Figure data in JSON
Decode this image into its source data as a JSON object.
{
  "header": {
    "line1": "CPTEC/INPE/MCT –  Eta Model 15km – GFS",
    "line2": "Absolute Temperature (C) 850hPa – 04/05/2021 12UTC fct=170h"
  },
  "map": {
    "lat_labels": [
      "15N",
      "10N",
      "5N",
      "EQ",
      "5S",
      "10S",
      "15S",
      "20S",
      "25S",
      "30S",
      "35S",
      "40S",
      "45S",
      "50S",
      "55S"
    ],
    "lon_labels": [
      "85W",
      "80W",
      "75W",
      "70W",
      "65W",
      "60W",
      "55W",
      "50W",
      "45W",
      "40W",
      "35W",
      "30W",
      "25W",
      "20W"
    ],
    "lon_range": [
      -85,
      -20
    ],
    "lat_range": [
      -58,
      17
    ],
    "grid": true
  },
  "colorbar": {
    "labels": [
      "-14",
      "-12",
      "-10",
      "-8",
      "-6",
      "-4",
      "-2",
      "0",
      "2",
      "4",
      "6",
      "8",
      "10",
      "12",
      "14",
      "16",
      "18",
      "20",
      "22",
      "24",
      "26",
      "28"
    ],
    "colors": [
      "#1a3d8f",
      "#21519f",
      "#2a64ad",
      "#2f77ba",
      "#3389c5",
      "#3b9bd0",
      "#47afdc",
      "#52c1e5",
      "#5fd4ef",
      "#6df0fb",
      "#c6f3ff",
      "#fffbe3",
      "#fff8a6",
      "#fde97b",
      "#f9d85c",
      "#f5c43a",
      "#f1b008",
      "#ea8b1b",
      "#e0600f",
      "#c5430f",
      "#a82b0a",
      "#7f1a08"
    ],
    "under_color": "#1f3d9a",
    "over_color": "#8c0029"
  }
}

- **What you should do**: Reproduce the data in full, exactly as presented.

- **Result of this exercise**:
Decode this image into its source data as a JSON object.
{
  "header": {
    "line1": "CPTEC/INPE/MCT –  Eta Model 15km – GFS",
    "line2": "Absolute Temperature (C) 850hPa – 04/05/2021 12UTC fct=170h"
  },
  "map": {
    "lat_labels": [
      "15N",
      "10N",
      "5N",
      "EQ",
      "5S",
      "10S",
      "15S",
      "20S",
      "25S",
      "30S",
      "35S",
      "40S",
      "45S",
      "50S",
      "55S"
    ],
    "lon_labels": [
      "85W",
      "80W",
      "75W",
      "70W",
      "65W",
      "60W",
      "55W",
      "50W",
      "45W",
      "40W",
      "35W",
      "30W",
      "25W",
      "20W"
    ],
    "lon_range": [
      -85,
      -20
    ],
    "lat_range": [
      -58,
      17
    ],
    "grid": true
  },
  "colorbar": {
    "labels": [
      "-14",
      "-12",
      "-10",
      "-8",
      "-6",
      "-4",
      "-2",
      "0",
      "2",
      "4",
      "6",
      "8",
      "10",
      "12",
      "14",
      "16",
      "18",
      "20",
      "22",
      "24",
      "26",
      "28"
    ],
    "colors": [
      "#1a3d8f",
      "#21519f",
      "#2a64ad",
      "#2f77ba",
      "#3389c5",
      "#3b9bd0",
      "#47afdc",
      "#52c1e5",
      "#5fd4ef",
      "#6df0fb",
      "#c6f3ff",
      "#fffbe3",
      "#fff8a6",
      "#fde97b",
      "#f9d85c",
      "#f5c43a",
      "#f1b008",
      "#ea8b1b",
      "#e0600f",
      "#c5430f",
      "#a82b0a",
      "#7f1a08"
    ],
    "under_color": "#1f3d9a",
    "over_color": "#8c0029"
  }
}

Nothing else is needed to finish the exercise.